Data records:
>> Start

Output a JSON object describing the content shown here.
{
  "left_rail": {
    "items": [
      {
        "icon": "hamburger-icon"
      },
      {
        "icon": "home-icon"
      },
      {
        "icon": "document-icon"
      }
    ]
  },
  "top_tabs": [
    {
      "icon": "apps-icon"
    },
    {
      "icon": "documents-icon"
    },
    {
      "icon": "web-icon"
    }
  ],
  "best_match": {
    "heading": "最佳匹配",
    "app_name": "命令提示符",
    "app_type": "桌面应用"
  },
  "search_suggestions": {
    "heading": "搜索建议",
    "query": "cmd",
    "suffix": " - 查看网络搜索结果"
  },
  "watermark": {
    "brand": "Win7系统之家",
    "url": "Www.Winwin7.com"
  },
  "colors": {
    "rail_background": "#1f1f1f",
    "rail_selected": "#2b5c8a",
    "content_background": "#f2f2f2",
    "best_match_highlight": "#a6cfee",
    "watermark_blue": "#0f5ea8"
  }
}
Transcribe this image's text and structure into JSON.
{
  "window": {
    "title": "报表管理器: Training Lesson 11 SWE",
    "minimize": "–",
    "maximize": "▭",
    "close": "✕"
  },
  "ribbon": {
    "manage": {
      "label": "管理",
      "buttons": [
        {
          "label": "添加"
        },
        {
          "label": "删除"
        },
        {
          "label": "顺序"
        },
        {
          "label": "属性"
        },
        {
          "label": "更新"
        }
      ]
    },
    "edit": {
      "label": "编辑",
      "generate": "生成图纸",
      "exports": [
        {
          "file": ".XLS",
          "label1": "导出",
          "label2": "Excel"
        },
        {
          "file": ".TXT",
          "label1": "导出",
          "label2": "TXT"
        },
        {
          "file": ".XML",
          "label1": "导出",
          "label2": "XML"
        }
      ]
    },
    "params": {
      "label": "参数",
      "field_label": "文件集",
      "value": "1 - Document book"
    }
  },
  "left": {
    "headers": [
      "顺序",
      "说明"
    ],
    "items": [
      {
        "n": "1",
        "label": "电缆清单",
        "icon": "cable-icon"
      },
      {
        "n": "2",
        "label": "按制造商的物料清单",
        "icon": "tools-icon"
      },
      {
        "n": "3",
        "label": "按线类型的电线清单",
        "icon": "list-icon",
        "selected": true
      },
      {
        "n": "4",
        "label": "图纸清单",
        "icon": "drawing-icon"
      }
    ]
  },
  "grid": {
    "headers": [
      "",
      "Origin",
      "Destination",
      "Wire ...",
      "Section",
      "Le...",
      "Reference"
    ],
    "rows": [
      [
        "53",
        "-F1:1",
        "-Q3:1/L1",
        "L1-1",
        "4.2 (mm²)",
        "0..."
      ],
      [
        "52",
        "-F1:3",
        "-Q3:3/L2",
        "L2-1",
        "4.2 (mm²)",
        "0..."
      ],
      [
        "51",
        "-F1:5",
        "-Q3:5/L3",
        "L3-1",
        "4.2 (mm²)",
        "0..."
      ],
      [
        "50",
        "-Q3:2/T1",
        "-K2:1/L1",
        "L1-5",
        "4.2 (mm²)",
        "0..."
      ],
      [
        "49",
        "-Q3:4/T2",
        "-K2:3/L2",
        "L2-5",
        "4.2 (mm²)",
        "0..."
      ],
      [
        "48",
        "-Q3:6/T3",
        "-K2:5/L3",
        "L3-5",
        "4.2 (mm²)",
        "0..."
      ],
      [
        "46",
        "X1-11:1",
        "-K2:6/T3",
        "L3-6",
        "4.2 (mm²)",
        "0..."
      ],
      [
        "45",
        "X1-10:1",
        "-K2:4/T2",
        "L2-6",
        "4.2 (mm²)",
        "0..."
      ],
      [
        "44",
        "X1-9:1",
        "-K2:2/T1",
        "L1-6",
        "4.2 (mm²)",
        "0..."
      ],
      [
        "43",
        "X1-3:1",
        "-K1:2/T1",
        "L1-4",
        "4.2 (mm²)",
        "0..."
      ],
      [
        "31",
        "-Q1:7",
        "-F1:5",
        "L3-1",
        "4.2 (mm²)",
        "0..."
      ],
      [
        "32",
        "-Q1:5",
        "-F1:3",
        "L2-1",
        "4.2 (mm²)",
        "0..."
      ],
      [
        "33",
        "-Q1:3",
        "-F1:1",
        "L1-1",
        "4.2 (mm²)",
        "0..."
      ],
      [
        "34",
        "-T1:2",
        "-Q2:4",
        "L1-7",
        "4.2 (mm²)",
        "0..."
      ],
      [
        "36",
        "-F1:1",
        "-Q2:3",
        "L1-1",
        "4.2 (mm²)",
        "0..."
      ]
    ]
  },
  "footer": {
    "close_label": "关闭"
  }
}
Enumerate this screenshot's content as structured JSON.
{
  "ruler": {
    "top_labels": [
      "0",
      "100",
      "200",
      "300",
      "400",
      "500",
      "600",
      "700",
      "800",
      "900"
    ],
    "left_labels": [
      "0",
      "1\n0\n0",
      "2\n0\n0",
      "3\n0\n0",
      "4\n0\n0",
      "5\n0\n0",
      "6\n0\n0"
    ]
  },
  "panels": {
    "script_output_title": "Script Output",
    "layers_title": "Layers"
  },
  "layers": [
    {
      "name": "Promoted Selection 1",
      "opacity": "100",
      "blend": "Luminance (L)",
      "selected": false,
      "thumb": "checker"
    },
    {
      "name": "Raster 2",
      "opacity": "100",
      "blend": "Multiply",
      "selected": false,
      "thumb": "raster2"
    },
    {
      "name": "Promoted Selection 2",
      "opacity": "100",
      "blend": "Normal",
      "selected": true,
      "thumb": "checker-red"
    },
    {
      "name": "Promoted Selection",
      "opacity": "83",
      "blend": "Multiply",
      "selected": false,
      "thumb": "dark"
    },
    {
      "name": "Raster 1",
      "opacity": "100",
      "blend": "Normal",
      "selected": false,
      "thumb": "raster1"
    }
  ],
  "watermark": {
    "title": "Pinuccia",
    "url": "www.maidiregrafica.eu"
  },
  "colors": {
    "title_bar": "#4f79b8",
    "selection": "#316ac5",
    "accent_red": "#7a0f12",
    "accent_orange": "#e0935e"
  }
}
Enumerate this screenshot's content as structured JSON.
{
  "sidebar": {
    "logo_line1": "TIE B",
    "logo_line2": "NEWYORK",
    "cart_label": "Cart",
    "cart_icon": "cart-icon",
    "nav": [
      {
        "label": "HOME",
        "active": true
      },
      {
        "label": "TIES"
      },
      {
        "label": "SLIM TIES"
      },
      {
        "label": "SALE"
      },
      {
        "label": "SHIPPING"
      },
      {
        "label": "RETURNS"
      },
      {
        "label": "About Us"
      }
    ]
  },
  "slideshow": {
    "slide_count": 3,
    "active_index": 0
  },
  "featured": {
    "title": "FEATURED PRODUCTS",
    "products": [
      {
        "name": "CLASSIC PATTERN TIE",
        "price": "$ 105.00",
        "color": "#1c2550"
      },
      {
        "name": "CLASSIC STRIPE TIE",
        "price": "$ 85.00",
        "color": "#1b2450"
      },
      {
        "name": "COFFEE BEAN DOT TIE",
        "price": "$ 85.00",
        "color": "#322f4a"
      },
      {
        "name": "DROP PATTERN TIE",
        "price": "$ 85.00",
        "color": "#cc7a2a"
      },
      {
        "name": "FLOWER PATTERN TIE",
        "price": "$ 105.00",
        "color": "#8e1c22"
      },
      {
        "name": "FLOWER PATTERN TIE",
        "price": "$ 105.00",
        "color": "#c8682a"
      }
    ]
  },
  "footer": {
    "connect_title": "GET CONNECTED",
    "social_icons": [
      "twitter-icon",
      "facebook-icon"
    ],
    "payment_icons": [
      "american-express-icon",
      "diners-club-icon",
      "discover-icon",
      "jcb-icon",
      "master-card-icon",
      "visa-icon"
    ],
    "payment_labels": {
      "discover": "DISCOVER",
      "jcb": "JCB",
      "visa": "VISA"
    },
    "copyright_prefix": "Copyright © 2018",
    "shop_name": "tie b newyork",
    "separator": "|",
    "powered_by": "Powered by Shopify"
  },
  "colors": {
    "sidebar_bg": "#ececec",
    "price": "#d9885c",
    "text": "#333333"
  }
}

>> End

▸ **WRITTEN EXERCISE**
Check the data for the word "JSON" and pull out the lines that have it.

▸ **THE SOLUTION**
Output a JSON object describing the content shown here.
Transcribe this image's text and structure into JSON.
Enumerate this screenshot's content as structured JSON.
Enumerate this screenshot's content as structured JSON.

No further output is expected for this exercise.